[Records from a data source]
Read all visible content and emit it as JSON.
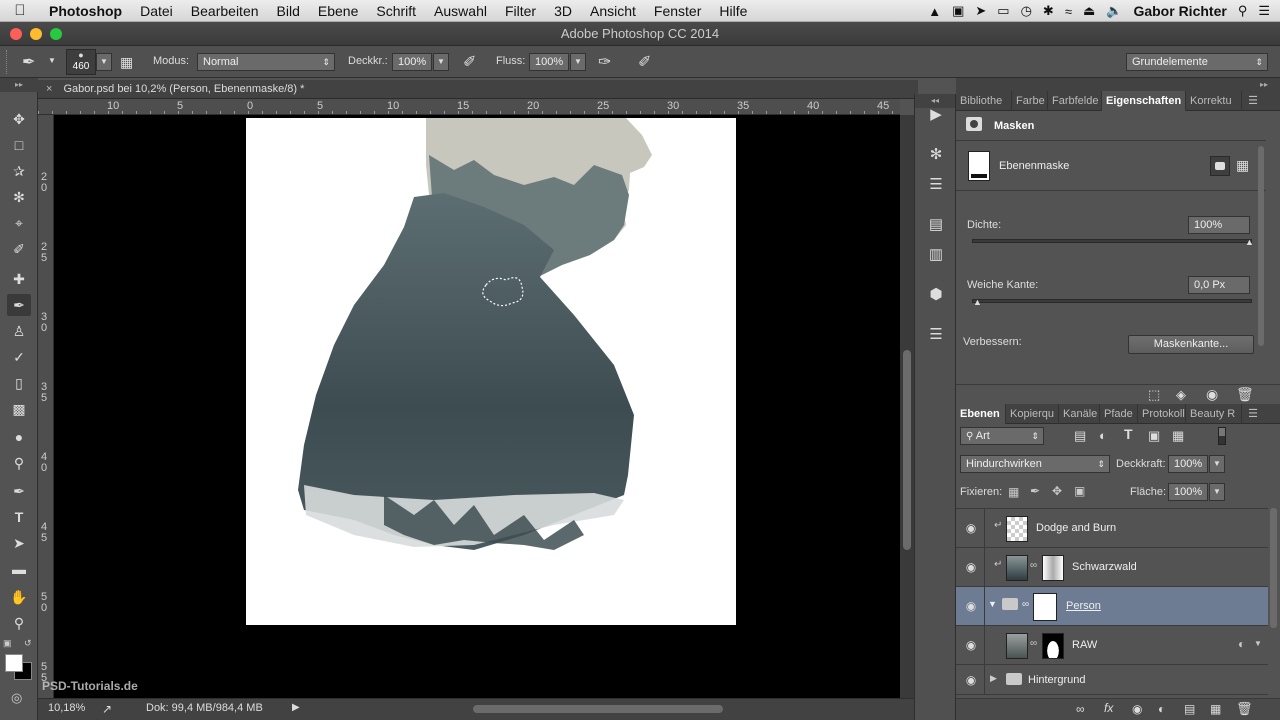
{
  "menubar": {
    "app": "Photoshop",
    "items": [
      "Datei",
      "Bearbeiten",
      "Bild",
      "Ebene",
      "Schrift",
      "Auswahl",
      "Filter",
      "3D",
      "Ansicht",
      "Fenster",
      "Hilfe"
    ],
    "user": "Gabor Richter"
  },
  "window": {
    "title": "Adobe Photoshop CC 2014"
  },
  "options": {
    "brush_size": "460",
    "mode_label": "Modus:",
    "mode_value": "Normal",
    "opacity_label": "Deckkr.:",
    "opacity_value": "100%",
    "flow_label": "Fluss:",
    "flow_value": "100%",
    "workspace": "Grundelemente"
  },
  "document": {
    "tab_title": "Gabor.psd bei 10,2% (Person, Ebenenmaske/8) *",
    "ruler_top": [
      "10",
      "5",
      "0",
      "5",
      "10",
      "15",
      "20",
      "25",
      "30",
      "35",
      "40",
      "45"
    ],
    "ruler_left": [
      "2\n0",
      "2\n5",
      "3\n0",
      "3\n5",
      "4\n0",
      "4\n5",
      "5\n0",
      "5\n5"
    ],
    "zoom": "10,18%",
    "doc_info": "Dok: 99,4 MB/984,4 MB",
    "watermark": "PSD-Tutorials.de"
  },
  "properties": {
    "tabs": [
      "Bibliothe",
      "Farbe",
      "Farbfelde",
      "Eigenschaften",
      "Korrektu"
    ],
    "active_tab": "Eigenschaften",
    "section": "Masken",
    "mask_label": "Ebenenmaske",
    "density_label": "Dichte:",
    "density_value": "100%",
    "density_fraction": 1.0,
    "feather_label": "Weiche Kante:",
    "feather_value": "0,0 Px",
    "feather_fraction": 0.0,
    "refine_label": "Verbessern:",
    "refine_button": "Maskenkante..."
  },
  "layers_panel": {
    "tabs": [
      "Ebenen",
      "Kopierqu",
      "Kanäle",
      "Pfade",
      "Protokoll",
      "Beauty R"
    ],
    "active_tab": "Ebenen",
    "filter_kind": "Art",
    "blend_mode": "Hindurchwirken",
    "opacity_label": "Deckkraft:",
    "opacity_value": "100%",
    "lock_label": "Fixieren:",
    "fill_label": "Fläche:",
    "fill_value": "100%",
    "layers": [
      {
        "name": "Dodge and Burn",
        "selected": false
      },
      {
        "name": "Schwarzwald",
        "selected": false
      },
      {
        "name": "Person",
        "selected": true
      },
      {
        "name": "RAW",
        "selected": false
      },
      {
        "name": "Hintergrund",
        "selected": false
      }
    ]
  },
  "colors": {
    "selected_layer": "#6d7c93",
    "panel_bg": "#535353",
    "canvas_bg": "#000000"
  }
}
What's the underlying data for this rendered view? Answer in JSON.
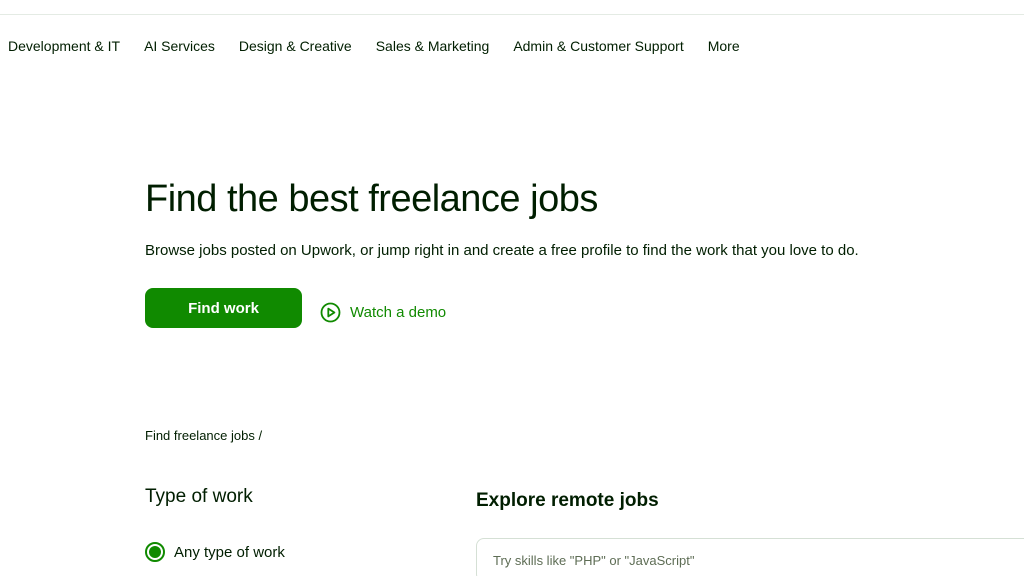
{
  "nav": {
    "items": [
      {
        "label": "Development & IT"
      },
      {
        "label": "AI Services"
      },
      {
        "label": "Design & Creative"
      },
      {
        "label": "Sales & Marketing"
      },
      {
        "label": "Admin & Customer Support"
      },
      {
        "label": "More"
      }
    ]
  },
  "hero": {
    "title": "Find the best freelance jobs",
    "subtitle": "Browse jobs posted on Upwork, or jump right in and create a free profile to find the work that you love to do.",
    "find_work_label": "Find work",
    "watch_demo_label": "Watch a demo",
    "watch_demo_icon": "play-circle-icon"
  },
  "breadcrumb": {
    "label": "Find freelance jobs /"
  },
  "filters": {
    "type_of_work_heading": "Type of work",
    "selected_option": "Any type of work"
  },
  "explore": {
    "heading": "Explore remote jobs",
    "search_placeholder": "Try skills like \"PHP\" or \"JavaScript\"",
    "search_value": ""
  },
  "colors": {
    "brand_green": "#108a00",
    "text_dark": "#001e00",
    "border": "#d5e0d5"
  }
}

▶ Stated goal: Write out every line of the preceding listing that contains "Eigenschaften".

▶ Answer below:
      "Eigenschaften",
    "active_tab": "Eigenschaften",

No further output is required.